* _What is needed_
Pick out the lines below that include the string "true".

* _Dataset entries_
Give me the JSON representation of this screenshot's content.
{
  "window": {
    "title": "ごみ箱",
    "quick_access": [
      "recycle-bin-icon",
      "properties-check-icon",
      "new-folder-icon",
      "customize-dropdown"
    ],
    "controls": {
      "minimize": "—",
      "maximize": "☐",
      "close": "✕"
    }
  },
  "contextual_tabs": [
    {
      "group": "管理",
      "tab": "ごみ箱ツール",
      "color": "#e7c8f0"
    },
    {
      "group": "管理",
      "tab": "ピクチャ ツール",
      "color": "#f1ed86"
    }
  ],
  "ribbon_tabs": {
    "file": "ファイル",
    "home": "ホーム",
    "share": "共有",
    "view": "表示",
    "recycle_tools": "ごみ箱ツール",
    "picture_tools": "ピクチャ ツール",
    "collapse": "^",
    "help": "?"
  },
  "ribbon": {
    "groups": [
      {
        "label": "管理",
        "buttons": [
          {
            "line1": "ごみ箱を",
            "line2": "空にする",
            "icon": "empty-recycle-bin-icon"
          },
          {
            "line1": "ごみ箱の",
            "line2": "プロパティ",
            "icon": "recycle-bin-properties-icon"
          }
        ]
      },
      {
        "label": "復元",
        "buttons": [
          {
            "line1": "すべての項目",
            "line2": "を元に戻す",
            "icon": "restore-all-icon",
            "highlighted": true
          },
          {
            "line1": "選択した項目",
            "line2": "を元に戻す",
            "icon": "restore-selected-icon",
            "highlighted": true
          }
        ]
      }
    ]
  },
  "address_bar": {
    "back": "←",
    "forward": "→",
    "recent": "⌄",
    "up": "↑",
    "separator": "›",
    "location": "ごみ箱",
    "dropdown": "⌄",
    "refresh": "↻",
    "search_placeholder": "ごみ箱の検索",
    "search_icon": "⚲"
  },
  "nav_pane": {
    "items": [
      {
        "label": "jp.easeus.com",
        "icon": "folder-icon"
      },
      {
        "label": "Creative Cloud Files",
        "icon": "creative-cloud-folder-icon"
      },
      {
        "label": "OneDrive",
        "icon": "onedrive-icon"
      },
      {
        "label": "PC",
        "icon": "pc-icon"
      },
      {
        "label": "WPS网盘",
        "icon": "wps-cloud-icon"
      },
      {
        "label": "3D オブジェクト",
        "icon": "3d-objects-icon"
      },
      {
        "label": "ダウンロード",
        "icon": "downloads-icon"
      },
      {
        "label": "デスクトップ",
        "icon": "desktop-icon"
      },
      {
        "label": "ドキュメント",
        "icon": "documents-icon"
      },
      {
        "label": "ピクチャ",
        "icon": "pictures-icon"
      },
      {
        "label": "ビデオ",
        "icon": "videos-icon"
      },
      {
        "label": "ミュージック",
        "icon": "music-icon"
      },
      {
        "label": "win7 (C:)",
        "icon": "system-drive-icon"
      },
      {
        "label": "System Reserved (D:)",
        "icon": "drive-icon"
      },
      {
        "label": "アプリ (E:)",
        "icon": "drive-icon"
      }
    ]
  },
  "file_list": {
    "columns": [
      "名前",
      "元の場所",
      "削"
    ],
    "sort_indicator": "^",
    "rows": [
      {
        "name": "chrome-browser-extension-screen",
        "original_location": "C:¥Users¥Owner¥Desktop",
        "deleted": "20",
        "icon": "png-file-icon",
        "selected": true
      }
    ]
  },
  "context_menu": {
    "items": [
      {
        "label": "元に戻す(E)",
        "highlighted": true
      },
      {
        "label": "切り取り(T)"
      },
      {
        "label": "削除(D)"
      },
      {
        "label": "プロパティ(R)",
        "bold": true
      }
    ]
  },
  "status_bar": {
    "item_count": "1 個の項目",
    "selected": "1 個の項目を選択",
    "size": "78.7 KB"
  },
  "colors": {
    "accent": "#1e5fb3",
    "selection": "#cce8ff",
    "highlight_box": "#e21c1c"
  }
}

* _Solution to the problem_
            "highlighted": true
            "highlighted": true
        "selected": true
        "highlighted": true
        "bold": true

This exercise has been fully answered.